Given exercise
Review the listing and copy each line that holds the word "marker".

Material to process

···

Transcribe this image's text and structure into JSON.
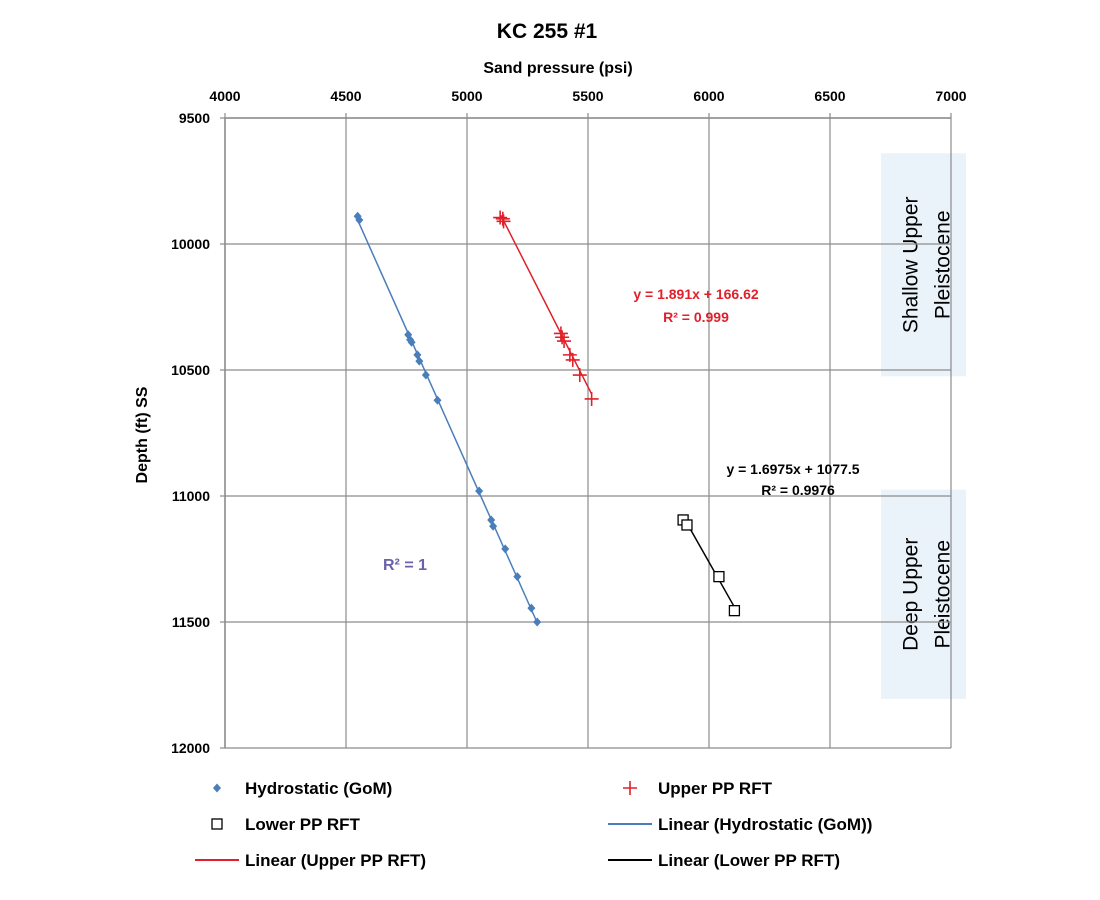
{
  "chart_data": {
    "type": "scatter",
    "title": "KC 255 #1",
    "xlabel": "Sand pressure (psi)",
    "ylabel": "Depth (ft) SS",
    "xlim": [
      4000,
      7000
    ],
    "ylim": [
      9500,
      12000
    ],
    "y_inverted": true,
    "x_axis_position": "top",
    "grid": true,
    "x_ticks": [
      "4000",
      "4500",
      "5000",
      "5500",
      "6000",
      "6500",
      "7000"
    ],
    "y_ticks": [
      "9500",
      "10000",
      "10500",
      "11000",
      "11500",
      "12000"
    ],
    "series": [
      {
        "name": "Hydrostatic (GoM)",
        "marker": "diamond",
        "color": "#4a7ebb",
        "points": [
          [
            4548,
            9890
          ],
          [
            4555,
            9905
          ],
          [
            4757,
            10360
          ],
          [
            4765,
            10380
          ],
          [
            4771,
            10390
          ],
          [
            4795,
            10440
          ],
          [
            4803,
            10465
          ],
          [
            4830,
            10520
          ],
          [
            4878,
            10620
          ],
          [
            5050,
            10980
          ],
          [
            5100,
            11095
          ],
          [
            5108,
            11120
          ],
          [
            5158,
            11210
          ],
          [
            5208,
            11320
          ],
          [
            5266,
            11445
          ],
          [
            5290,
            11500
          ]
        ]
      },
      {
        "name": "Upper PP RFT",
        "marker": "plus",
        "color": "#e0202a",
        "points": [
          [
            5137,
            9895
          ],
          [
            5148,
            9900
          ],
          [
            5151,
            9910
          ],
          [
            5388,
            10355
          ],
          [
            5393,
            10370
          ],
          [
            5401,
            10385
          ],
          [
            5425,
            10440
          ],
          [
            5437,
            10460
          ],
          [
            5466,
            10520
          ],
          [
            5515,
            10615
          ]
        ]
      },
      {
        "name": "Lower PP RFT",
        "marker": "square",
        "color": "#000000",
        "points": [
          [
            5893,
            11095
          ],
          [
            5909,
            11115
          ],
          [
            6041,
            11320
          ],
          [
            6105,
            11455
          ]
        ]
      },
      {
        "name": "Linear (Hydrostatic  (GoM))",
        "type": "trendline",
        "color": "#4a7ebb",
        "x_range": [
          4545,
          5290
        ],
        "equation": "",
        "r2_label": "R² = 1"
      },
      {
        "name": "Linear (Upper PP RFT)",
        "type": "trendline",
        "color": "#e0202a",
        "x_range": [
          5140,
          5515
        ],
        "slope": 1.891,
        "intercept": 166.62,
        "equation": "y = 1.891x + 166.62",
        "r2_label": "R² = 0.999"
      },
      {
        "name": "Linear (Lower PP RFT)",
        "type": "trendline",
        "color": "#000000",
        "x_range": [
          5895,
          6105
        ],
        "slope": 1.6975,
        "intercept": 1077.5,
        "equation": "y = 1.6975x + 1077.5",
        "r2_label": "R² = 0.9976"
      }
    ],
    "zones": [
      {
        "lines": [
          "Shallow Upper",
          "Pleistocene"
        ],
        "depth_range": [
          9640,
          10525
        ]
      },
      {
        "lines": [
          "Deep Upper",
          "Pleistocene"
        ],
        "depth_range": [
          10975,
          11805
        ]
      }
    ],
    "zone_fill": "#eaf3fa",
    "legend": {
      "position": "bottom",
      "entries": [
        {
          "label": "Hydrostatic (GoM)",
          "symbol": "diamond",
          "color": "#4a7ebb"
        },
        {
          "label": "Upper PP RFT",
          "symbol": "plus",
          "color": "#e0202a"
        },
        {
          "label": "Lower PP RFT",
          "symbol": "square",
          "color": "#000000"
        },
        {
          "label": "Linear (Hydrostatic  (GoM))",
          "symbol": "line",
          "color": "#4a7ebb"
        },
        {
          "label": "Linear (Upper PP RFT)",
          "symbol": "line",
          "color": "#e0202a"
        },
        {
          "label": "Linear (Lower PP RFT)",
          "symbol": "line",
          "color": "#000000"
        }
      ]
    }
  }
}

···

Right answer
        "marker": "diamond",
        "marker": "plus",
        "marker": "square",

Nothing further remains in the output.